Dataset entries on figures
◆ ◆ ◆

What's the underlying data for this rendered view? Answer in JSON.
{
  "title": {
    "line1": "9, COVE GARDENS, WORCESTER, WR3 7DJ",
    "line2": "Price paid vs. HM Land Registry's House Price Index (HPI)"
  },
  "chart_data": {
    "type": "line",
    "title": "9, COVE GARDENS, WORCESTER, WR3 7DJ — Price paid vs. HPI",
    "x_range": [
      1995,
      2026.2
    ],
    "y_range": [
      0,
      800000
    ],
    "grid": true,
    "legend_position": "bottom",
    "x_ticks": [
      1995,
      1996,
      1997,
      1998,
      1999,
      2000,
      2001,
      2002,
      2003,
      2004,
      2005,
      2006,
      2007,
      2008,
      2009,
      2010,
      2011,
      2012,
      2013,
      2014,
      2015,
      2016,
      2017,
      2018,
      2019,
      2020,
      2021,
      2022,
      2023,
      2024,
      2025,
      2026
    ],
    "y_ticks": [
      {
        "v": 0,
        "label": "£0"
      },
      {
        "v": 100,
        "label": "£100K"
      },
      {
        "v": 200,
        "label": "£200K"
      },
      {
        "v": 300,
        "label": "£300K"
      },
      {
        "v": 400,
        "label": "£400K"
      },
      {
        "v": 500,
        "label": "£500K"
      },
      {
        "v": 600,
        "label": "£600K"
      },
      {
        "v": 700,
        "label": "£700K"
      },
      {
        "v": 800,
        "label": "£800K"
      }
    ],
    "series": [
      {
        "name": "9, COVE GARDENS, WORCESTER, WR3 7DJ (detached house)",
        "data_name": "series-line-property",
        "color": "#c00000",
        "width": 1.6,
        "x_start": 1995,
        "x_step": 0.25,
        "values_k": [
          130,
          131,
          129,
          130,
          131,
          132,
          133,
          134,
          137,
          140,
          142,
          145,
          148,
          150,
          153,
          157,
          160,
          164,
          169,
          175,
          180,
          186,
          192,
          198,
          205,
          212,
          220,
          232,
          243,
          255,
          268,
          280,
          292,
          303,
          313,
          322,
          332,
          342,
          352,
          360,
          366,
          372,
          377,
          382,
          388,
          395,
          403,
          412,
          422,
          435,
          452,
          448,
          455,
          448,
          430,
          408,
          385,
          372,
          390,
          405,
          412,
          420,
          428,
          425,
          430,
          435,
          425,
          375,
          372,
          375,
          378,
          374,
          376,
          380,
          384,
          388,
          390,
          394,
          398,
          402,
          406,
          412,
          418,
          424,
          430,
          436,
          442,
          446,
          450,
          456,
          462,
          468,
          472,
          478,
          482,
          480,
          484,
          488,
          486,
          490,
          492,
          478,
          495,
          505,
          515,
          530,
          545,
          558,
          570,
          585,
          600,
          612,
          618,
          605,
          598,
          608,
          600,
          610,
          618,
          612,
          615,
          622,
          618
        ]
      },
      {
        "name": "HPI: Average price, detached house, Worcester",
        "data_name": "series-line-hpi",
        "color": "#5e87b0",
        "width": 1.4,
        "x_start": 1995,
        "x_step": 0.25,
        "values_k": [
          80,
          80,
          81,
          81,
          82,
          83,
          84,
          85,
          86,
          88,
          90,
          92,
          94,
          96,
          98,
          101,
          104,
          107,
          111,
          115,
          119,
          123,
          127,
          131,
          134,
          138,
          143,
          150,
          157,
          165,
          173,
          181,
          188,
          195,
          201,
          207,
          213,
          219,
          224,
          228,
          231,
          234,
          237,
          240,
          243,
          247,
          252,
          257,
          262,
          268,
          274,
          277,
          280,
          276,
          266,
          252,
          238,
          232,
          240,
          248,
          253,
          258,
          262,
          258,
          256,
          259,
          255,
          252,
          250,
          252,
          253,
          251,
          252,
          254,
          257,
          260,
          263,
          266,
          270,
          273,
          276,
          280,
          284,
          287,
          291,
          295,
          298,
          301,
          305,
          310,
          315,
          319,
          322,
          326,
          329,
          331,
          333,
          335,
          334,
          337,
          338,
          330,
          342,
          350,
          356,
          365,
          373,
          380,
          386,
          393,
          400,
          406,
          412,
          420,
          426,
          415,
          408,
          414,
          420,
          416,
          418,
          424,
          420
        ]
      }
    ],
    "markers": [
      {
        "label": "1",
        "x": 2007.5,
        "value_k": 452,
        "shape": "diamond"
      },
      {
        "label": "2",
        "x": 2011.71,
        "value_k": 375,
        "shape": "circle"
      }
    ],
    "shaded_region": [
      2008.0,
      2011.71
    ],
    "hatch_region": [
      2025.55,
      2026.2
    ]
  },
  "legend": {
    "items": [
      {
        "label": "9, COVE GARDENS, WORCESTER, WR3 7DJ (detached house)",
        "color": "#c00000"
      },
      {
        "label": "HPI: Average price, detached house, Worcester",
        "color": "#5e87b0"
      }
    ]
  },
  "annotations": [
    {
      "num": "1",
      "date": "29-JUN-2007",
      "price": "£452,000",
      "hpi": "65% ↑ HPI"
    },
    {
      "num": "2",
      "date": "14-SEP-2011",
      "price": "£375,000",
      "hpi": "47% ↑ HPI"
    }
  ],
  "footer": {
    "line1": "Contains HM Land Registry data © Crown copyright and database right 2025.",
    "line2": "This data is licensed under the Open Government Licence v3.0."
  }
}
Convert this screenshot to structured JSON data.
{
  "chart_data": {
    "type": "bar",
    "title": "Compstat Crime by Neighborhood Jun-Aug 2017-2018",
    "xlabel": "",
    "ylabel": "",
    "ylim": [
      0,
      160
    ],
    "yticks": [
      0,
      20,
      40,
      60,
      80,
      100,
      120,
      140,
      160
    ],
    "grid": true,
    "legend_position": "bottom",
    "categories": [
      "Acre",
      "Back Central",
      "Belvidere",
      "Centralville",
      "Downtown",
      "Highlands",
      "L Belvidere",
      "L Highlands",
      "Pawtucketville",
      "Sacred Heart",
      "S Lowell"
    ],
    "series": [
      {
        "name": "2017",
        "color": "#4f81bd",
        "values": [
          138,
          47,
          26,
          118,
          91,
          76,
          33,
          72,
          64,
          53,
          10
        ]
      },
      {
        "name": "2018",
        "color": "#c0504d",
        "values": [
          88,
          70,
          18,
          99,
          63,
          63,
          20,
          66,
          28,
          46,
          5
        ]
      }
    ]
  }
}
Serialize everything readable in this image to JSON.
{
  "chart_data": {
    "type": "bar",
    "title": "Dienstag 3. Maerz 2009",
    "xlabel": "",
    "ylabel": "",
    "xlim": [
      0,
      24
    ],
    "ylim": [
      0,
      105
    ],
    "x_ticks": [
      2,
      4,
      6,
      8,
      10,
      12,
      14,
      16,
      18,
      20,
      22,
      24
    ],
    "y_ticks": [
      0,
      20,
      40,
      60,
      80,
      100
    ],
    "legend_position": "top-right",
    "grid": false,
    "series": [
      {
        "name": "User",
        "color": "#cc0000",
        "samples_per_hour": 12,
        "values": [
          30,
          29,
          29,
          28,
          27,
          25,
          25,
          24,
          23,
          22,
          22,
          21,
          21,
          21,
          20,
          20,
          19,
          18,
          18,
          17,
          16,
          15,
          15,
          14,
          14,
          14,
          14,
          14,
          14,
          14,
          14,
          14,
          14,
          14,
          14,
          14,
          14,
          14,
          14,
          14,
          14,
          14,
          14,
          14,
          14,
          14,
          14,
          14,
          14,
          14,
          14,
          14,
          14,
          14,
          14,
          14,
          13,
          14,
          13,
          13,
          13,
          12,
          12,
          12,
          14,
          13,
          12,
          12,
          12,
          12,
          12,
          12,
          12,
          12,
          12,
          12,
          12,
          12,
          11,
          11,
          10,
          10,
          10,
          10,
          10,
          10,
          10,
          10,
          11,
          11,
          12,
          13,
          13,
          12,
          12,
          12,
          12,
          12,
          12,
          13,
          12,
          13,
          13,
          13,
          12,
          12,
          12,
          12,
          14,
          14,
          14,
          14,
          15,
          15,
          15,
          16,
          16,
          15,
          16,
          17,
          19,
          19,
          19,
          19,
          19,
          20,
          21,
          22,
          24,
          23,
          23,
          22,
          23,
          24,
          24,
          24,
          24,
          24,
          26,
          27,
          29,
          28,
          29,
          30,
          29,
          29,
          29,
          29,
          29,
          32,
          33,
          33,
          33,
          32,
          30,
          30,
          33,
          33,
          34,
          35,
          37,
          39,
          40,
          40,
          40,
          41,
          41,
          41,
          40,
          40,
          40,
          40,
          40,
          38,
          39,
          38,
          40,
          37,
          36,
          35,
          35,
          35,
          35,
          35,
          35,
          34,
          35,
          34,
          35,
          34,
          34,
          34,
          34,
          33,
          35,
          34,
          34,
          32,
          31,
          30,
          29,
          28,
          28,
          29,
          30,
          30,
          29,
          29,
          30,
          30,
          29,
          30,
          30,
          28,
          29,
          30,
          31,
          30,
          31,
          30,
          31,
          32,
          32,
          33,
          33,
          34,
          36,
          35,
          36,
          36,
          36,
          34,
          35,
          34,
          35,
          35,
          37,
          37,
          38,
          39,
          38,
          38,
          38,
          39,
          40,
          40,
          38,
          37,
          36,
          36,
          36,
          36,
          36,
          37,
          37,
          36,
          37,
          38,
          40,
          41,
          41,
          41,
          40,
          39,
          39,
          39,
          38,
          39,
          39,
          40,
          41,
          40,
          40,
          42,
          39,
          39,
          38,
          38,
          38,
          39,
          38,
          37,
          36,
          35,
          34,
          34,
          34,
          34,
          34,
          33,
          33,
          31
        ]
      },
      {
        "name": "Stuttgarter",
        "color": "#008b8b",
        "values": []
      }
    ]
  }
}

◆ ◆ ◆

→ EXERCISE DESCRIPTION
Copy out every line in the entries above that holds "GARDENS".

→ TASK OUTPUT
    "line1": "9, COVE GARDENS, WORCESTER, WR3 7DJ",
    "title": "9, COVE GARDENS, WORCESTER, WR3 7DJ — Price paid vs. HPI",
        "name": "9, COVE GARDENS, WORCESTER, WR3 7DJ (detached house)",
        "label": "9, COVE GARDENS, WORCESTER, WR3 7DJ (detached house)",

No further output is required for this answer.